• Entries with figure data
- - -
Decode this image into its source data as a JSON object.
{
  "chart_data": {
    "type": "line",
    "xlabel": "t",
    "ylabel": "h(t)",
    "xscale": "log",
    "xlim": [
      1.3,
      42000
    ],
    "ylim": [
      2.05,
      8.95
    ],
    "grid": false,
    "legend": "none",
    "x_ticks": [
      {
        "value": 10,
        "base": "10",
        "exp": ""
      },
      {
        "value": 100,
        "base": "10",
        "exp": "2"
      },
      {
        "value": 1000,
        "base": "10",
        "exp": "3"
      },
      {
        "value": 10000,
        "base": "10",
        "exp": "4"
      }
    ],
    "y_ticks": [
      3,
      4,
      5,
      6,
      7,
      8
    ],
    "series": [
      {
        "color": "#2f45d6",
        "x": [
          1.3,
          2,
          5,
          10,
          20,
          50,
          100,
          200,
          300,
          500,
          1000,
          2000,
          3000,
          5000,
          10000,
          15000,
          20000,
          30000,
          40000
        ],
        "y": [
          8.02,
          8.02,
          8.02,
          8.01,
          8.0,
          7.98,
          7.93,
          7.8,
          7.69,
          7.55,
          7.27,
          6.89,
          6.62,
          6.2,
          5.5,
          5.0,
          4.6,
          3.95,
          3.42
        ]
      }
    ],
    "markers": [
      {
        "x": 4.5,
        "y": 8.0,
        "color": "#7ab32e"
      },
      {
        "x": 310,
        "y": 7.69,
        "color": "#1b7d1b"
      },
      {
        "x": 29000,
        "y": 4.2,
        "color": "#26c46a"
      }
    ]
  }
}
- - -
Copy out the whole listing exactly; please set it all down.

• Final result
Decode this image into its source data as a JSON object.
{
  "chart_data": {
    "type": "line",
    "xlabel": "t",
    "ylabel": "h(t)",
    "xscale": "log",
    "xlim": [
      1.3,
      42000
    ],
    "ylim": [
      2.05,
      8.95
    ],
    "grid": false,
    "legend": "none",
    "x_ticks": [
      {
        "value": 10,
        "base": "10",
        "exp": ""
      },
      {
        "value": 100,
        "base": "10",
        "exp": "2"
      },
      {
        "value": 1000,
        "base": "10",
        "exp": "3"
      },
      {
        "value": 10000,
        "base": "10",
        "exp": "4"
      }
    ],
    "y_ticks": [
      3,
      4,
      5,
      6,
      7,
      8
    ],
    "series": [
      {
        "color": "#2f45d6",
        "x": [
          1.3,
          2,
          5,
          10,
          20,
          50,
          100,
          200,
          300,
          500,
          1000,
          2000,
          3000,
          5000,
          10000,
          15000,
          20000,
          30000,
          40000
        ],
        "y": [
          8.02,
          8.02,
          8.02,
          8.01,
          8.0,
          7.98,
          7.93,
          7.8,
          7.69,
          7.55,
          7.27,
          6.89,
          6.62,
          6.2,
          5.5,
          5.0,
          4.6,
          3.95,
          3.42
        ]
      }
    ],
    "markers": [
      {
        "x": 4.5,
        "y": 8.0,
        "color": "#7ab32e"
      },
      {
        "x": 310,
        "y": 7.69,
        "color": "#1b7d1b"
      },
      {
        "x": 29000,
        "y": 4.2,
        "color": "#26c46a"
      }
    ]
  }
}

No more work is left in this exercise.